- EXTRACTED ENTRIES
** Start **

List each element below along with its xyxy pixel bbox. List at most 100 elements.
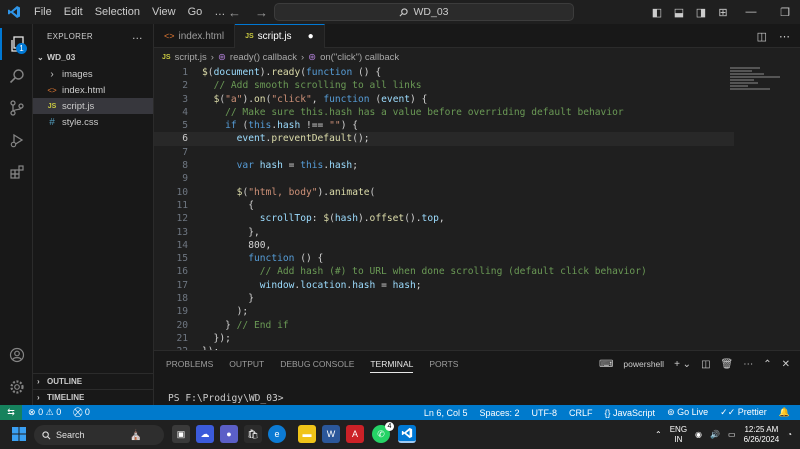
maximize-panel-chevron-up-icon[interactable]: ⌃: [763, 359, 771, 370]
file-item-images[interactable]: › images: [33, 66, 153, 82]
task-view-icon[interactable]: ▣: [172, 425, 190, 443]
breadcrumb-ready-callback[interactable]: ready() callback: [230, 52, 297, 63]
terminal-prompt[interactable]: PS F:\Prodigy\WD_03>: [168, 393, 284, 404]
notification-center-icon[interactable]: ◔: [787, 430, 792, 439]
ports-status[interactable]: ⛒ 0: [67, 407, 96, 418]
battery-icon[interactable]: ▭: [728, 430, 736, 439]
file-item-script-js[interactable]: JS script.js: [33, 98, 153, 114]
go-live-button[interactable]: ⊚ Go Live: [661, 407, 714, 418]
code-line[interactable]: 4 // Make sure this.hash has a value bef…: [154, 106, 734, 119]
code-editor[interactable]: 1 $(document).ready(function () {2 // Add…: [154, 66, 734, 350]
code-line[interactable]: 21 });: [154, 332, 734, 345]
code-line[interactable]: 6 event.preventDefault();: [154, 132, 734, 146]
vscode-taskbar-icon[interactable]: [398, 425, 416, 443]
code-line[interactable]: 17 window.location.hash = hash;: [154, 279, 734, 292]
code-line[interactable]: 9: [154, 172, 734, 185]
acrobat-icon[interactable]: A: [346, 425, 364, 443]
extensions-icon[interactable]: [0, 156, 33, 188]
word-icon[interactable]: W: [322, 425, 340, 443]
code-line[interactable]: 11 {: [154, 199, 734, 212]
end-of-line[interactable]: CRLF: [563, 408, 599, 418]
encoding[interactable]: UTF-8: [525, 408, 563, 418]
code-line[interactable]: 8 var hash = this.hash;: [154, 159, 734, 172]
run-debug-icon[interactable]: [0, 124, 33, 156]
code-line[interactable]: 3 $("a").on("click", function (event) {: [154, 93, 734, 106]
cursor-position[interactable]: Ln 6, Col 5: [418, 408, 474, 418]
code-line[interactable]: 14 800,: [154, 239, 734, 252]
forward-arrow-icon[interactable]: →: [255, 5, 268, 20]
timeline-section[interactable]: › TIMELINE: [33, 389, 154, 405]
breadcrumb-on-click-callback[interactable]: on("click") callback: [320, 52, 399, 63]
new-terminal-plus-icon[interactable]: + ⌄: [674, 359, 691, 370]
code-line[interactable]: 12 scrollTop: $(hash).offset().top,: [154, 212, 734, 225]
show-hidden-icons-chevron-icon[interactable]: ⌃: [655, 430, 662, 439]
split-editor-icon[interactable]: ◫: [757, 30, 767, 43]
minimize-button[interactable]: —: [734, 6, 768, 18]
windows-start-icon[interactable]: [10, 425, 28, 443]
code-line[interactable]: 1 $(document).ready(function () {: [154, 66, 734, 79]
explorer-more-icon[interactable]: …: [132, 30, 143, 42]
language-indicator[interactable]: ENG IN: [670, 425, 687, 445]
account-icon[interactable]: [0, 339, 33, 371]
menu-go[interactable]: Go: [182, 0, 209, 24]
taskbar-search[interactable]: Search ⛪: [34, 425, 164, 445]
prettier-status[interactable]: ✓✓ Prettier: [714, 407, 773, 418]
toggle-sidebar-icon[interactable]: ◧: [646, 6, 668, 19]
whatsapp-icon[interactable]: ✆ 4: [372, 422, 394, 443]
teams-chat-icon[interactable]: ●: [220, 425, 238, 443]
code-line[interactable]: 10 $("html, body").animate(: [154, 186, 734, 199]
wifi-icon[interactable]: ◉: [695, 430, 702, 439]
indentation[interactable]: Spaces: 2: [473, 408, 525, 418]
back-arrow-icon[interactable]: ←: [228, 5, 241, 20]
tab-ports[interactable]: PORTS: [429, 359, 458, 369]
code-line[interactable]: 7: [154, 146, 734, 159]
clock[interactable]: 12:25 AM 6/26/2024: [744, 425, 780, 445]
tab-problems[interactable]: PROBLEMS: [166, 359, 213, 369]
menu-selection[interactable]: Selection: [89, 0, 146, 24]
toggle-panel-icon[interactable]: ⬓: [668, 6, 690, 19]
more-actions-icon[interactable]: ⋯: [779, 30, 790, 43]
notifications-bell-icon[interactable]: 🔔: [773, 407, 796, 418]
command-center[interactable]: WD_03: [274, 3, 574, 21]
microsoft-store-icon[interactable]: 🛍: [244, 425, 262, 443]
language-mode[interactable]: {} JavaScript: [599, 408, 662, 418]
tab-output[interactable]: OUTPUT: [229, 359, 264, 369]
code-line[interactable]: 20 } // End if: [154, 319, 734, 332]
tab-index-html[interactable]: <> index.html: [154, 24, 236, 48]
code-line[interactable]: 16 // Add hash (#) to URL when done scro…: [154, 265, 734, 278]
panel-more-icon[interactable]: ⋯: [743, 359, 753, 370]
edge-browser-icon[interactable]: e: [268, 425, 286, 443]
code-line[interactable]: 13 },: [154, 226, 734, 239]
menu-file[interactable]: File: [28, 0, 58, 24]
breadcrumb-file[interactable]: script.js: [175, 52, 207, 63]
folder-root[interactable]: ⌄ WD_03: [33, 48, 153, 66]
terminal-shell-label[interactable]: powershell: [623, 359, 664, 369]
problems-status[interactable]: ⊗ 0 ⚠ 0: [22, 407, 67, 418]
code-line[interactable]: 5 if (this.hash !== "") {: [154, 119, 734, 132]
code-line[interactable]: 18 }: [154, 292, 734, 305]
customize-layout-icon[interactable]: ⊞: [712, 6, 734, 19]
explorer-icon[interactable]: 1: [0, 28, 33, 60]
settings-gear-icon[interactable]: [0, 371, 33, 403]
source-control-icon[interactable]: [0, 92, 33, 124]
unsaved-dot-icon[interactable]: ●: [308, 31, 314, 42]
code-line[interactable]: 19 );: [154, 305, 734, 318]
widgets-icon[interactable]: ☁: [196, 425, 214, 443]
volume-icon[interactable]: 🔊: [710, 430, 720, 439]
tab-terminal[interactable]: TERMINAL: [370, 359, 414, 373]
tab-script-js[interactable]: JS script.js ●: [235, 24, 325, 48]
tab-debug-console[interactable]: DEBUG CONSOLE: [280, 359, 354, 369]
kill-terminal-trash-icon[interactable]: 🗑: [721, 359, 734, 370]
code-line[interactable]: 15 function () {: [154, 252, 734, 265]
outline-section[interactable]: › OUTLINE: [33, 373, 154, 389]
menu-edit[interactable]: Edit: [58, 0, 89, 24]
close-panel-icon[interactable]: ✕: [782, 359, 790, 370]
remote-indicator-icon[interactable]: ⇆: [0, 405, 22, 420]
file-item-index-html[interactable]: <> index.html: [33, 82, 153, 98]
file-item-style-css[interactable]: # style.css: [33, 114, 153, 130]
split-terminal-icon[interactable]: ◫: [701, 359, 710, 370]
search-icon[interactable]: [0, 60, 33, 92]
menu-view[interactable]: View: [146, 0, 182, 24]
restore-button[interactable]: ❐: [768, 6, 800, 19]
code-line[interactable]: 2 // Add smooth scrolling to all links: [154, 79, 734, 92]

** End **

- DIRECTIONS
Revise the rows above by replacing every "code-line" with "editor-line" and changing nothing else. Leave the pictures out of your answer.

- PROBLEM SOLUTION
List each element below along with its xyxy pixel bbox. List at most 100 elements.
maximize-panel-chevron-up-icon[interactable]: ⌃: [763, 359, 771, 370]
file-item-images[interactable]: › images: [33, 66, 153, 82]
task-view-icon[interactable]: ▣: [172, 425, 190, 443]
breadcrumb-ready-callback[interactable]: ready() callback: [230, 52, 297, 63]
terminal-prompt[interactable]: PS F:\Prodigy\WD_03>: [168, 393, 284, 404]
notification-center-icon[interactable]: ◔: [787, 430, 792, 439]
ports-status[interactable]: ⛒ 0: [67, 407, 96, 418]
battery-icon[interactable]: ▭: [728, 430, 736, 439]
file-item-script-js[interactable]: JS script.js: [33, 98, 153, 114]
go-live-button[interactable]: ⊚ Go Live: [661, 407, 714, 418]
editor-line[interactable]: 4 // Make sure this.hash has a value bef…: [154, 106, 734, 119]
code-editor[interactable]: 1 $(document).ready(function () {2 // Add…: [154, 66, 734, 350]
editor-line[interactable]: 21 });: [154, 332, 734, 345]
editor-line[interactable]: 6 event.preventDefault();: [154, 132, 734, 146]
vscode-taskbar-icon[interactable]: [398, 425, 416, 443]
editor-line[interactable]: 17 window.location.hash = hash;: [154, 279, 734, 292]
editor-line[interactable]: 9: [154, 172, 734, 185]
acrobat-icon[interactable]: A: [346, 425, 364, 443]
extensions-icon[interactable]: [0, 156, 33, 188]
word-icon[interactable]: W: [322, 425, 340, 443]
editor-line[interactable]: 11 {: [154, 199, 734, 212]
end-of-line[interactable]: CRLF: [563, 408, 599, 418]
encoding[interactable]: UTF-8: [525, 408, 563, 418]
editor-line[interactable]: 8 var hash = this.hash;: [154, 159, 734, 172]
run-debug-icon[interactable]: [0, 124, 33, 156]
editor-line[interactable]: 3 $("a").on("click", function (event) {: [154, 93, 734, 106]
cursor-position[interactable]: Ln 6, Col 5: [418, 408, 474, 418]
editor-line[interactable]: 14 800,: [154, 239, 734, 252]
forward-arrow-icon[interactable]: →: [255, 5, 268, 20]
timeline-section[interactable]: › TIMELINE: [33, 389, 154, 405]
breadcrumb-on-click-callback[interactable]: on("click") callback: [320, 52, 399, 63]
new-terminal-plus-icon[interactable]: + ⌄: [674, 359, 691, 370]
editor-line[interactable]: 12 scrollTop: $(hash).offset().top,: [154, 212, 734, 225]
show-hidden-icons-chevron-icon[interactable]: ⌃: [655, 430, 662, 439]
split-editor-icon[interactable]: ◫: [757, 30, 767, 43]
minimize-button[interactable]: —: [734, 6, 768, 18]
windows-start-icon[interactable]: [10, 425, 28, 443]
editor-line[interactable]: 1 $(document).ready(function () {: [154, 66, 734, 79]
explorer-more-icon[interactable]: …: [132, 30, 143, 42]
language-indicator[interactable]: ENG IN: [670, 425, 687, 445]
account-icon[interactable]: [0, 339, 33, 371]
menu-go[interactable]: Go: [182, 0, 209, 24]
taskbar-search[interactable]: Search ⛪: [34, 425, 164, 445]
prettier-status[interactable]: ✓✓ Prettier: [714, 407, 773, 418]
toggle-sidebar-icon[interactable]: ◧: [646, 6, 668, 19]
whatsapp-icon[interactable]: ✆ 4: [372, 422, 394, 443]
teams-chat-icon[interactable]: ●: [220, 425, 238, 443]
editor-line[interactable]: 10 $("html, body").animate(: [154, 186, 734, 199]
wifi-icon[interactable]: ◉: [695, 430, 702, 439]
indentation[interactable]: Spaces: 2: [473, 408, 525, 418]
back-arrow-icon[interactable]: ←: [228, 5, 241, 20]
tab-ports[interactable]: PORTS: [429, 359, 458, 369]
editor-line[interactable]: 7: [154, 146, 734, 159]
clock[interactable]: 12:25 AM 6/26/2024: [744, 425, 780, 445]
tab-problems[interactable]: PROBLEMS: [166, 359, 213, 369]
menu-selection[interactable]: Selection: [89, 0, 146, 24]
toggle-panel-icon[interactable]: ⬓: [668, 6, 690, 19]
more-actions-icon[interactable]: ⋯: [779, 30, 790, 43]
notifications-bell-icon[interactable]: 🔔: [773, 407, 796, 418]
command-center[interactable]: WD_03: [274, 3, 574, 21]
microsoft-store-icon[interactable]: 🛍: [244, 425, 262, 443]
language-mode[interactable]: {} JavaScript: [599, 408, 662, 418]
tab-output[interactable]: OUTPUT: [229, 359, 264, 369]
editor-line[interactable]: 20 } // End if: [154, 319, 734, 332]
tab-index-html[interactable]: <> index.html: [154, 24, 236, 48]
editor-line[interactable]: 16 // Add hash (#) to URL when done scro…: [154, 265, 734, 278]
panel-more-icon[interactable]: ⋯: [743, 359, 753, 370]
edge-browser-icon[interactable]: e: [268, 425, 286, 443]
editor-line[interactable]: 13 },: [154, 226, 734, 239]
menu-file[interactable]: File: [28, 0, 58, 24]
breadcrumb-file[interactable]: script.js: [175, 52, 207, 63]
folder-root[interactable]: ⌄ WD_03: [33, 48, 153, 66]
terminal-shell-label[interactable]: powershell: [623, 359, 664, 369]
problems-status[interactable]: ⊗ 0 ⚠ 0: [22, 407, 67, 418]
editor-line[interactable]: 5 if (this.hash !== "") {: [154, 119, 734, 132]
editor-line[interactable]: 18 }: [154, 292, 734, 305]
customize-layout-icon[interactable]: ⊞: [712, 6, 734, 19]
explorer-icon[interactable]: 1: [0, 28, 33, 60]
settings-gear-icon[interactable]: [0, 371, 33, 403]
source-control-icon[interactable]: [0, 92, 33, 124]
unsaved-dot-icon[interactable]: ●: [308, 31, 314, 42]
editor-line[interactable]: 19 );: [154, 305, 734, 318]
widgets-icon[interactable]: ☁: [196, 425, 214, 443]
volume-icon[interactable]: 🔊: [710, 430, 720, 439]
tab-terminal[interactable]: TERMINAL: [370, 359, 414, 373]
tab-script-js[interactable]: JS script.js ●: [235, 24, 325, 48]
tab-debug-console[interactable]: DEBUG CONSOLE: [280, 359, 354, 369]
kill-terminal-trash-icon[interactable]: 🗑: [721, 359, 734, 370]
editor-line[interactable]: 15 function () {: [154, 252, 734, 265]
outline-section[interactable]: › OUTLINE: [33, 373, 154, 389]
menu-edit[interactable]: Edit: [58, 0, 89, 24]
close-panel-icon[interactable]: ✕: [782, 359, 790, 370]
remote-indicator-icon[interactable]: ⇆: [0, 405, 22, 420]
file-item-index-html[interactable]: <> index.html: [33, 82, 153, 98]
file-item-style-css[interactable]: # style.css: [33, 114, 153, 130]
split-terminal-icon[interactable]: ◫: [701, 359, 710, 370]
search-icon[interactable]: [0, 60, 33, 92]
menu-view[interactable]: View: [146, 0, 182, 24]
restore-button[interactable]: ❐: [768, 6, 800, 19]
editor-line[interactable]: 2 // Add smooth scrolling to all links: [154, 79, 734, 92]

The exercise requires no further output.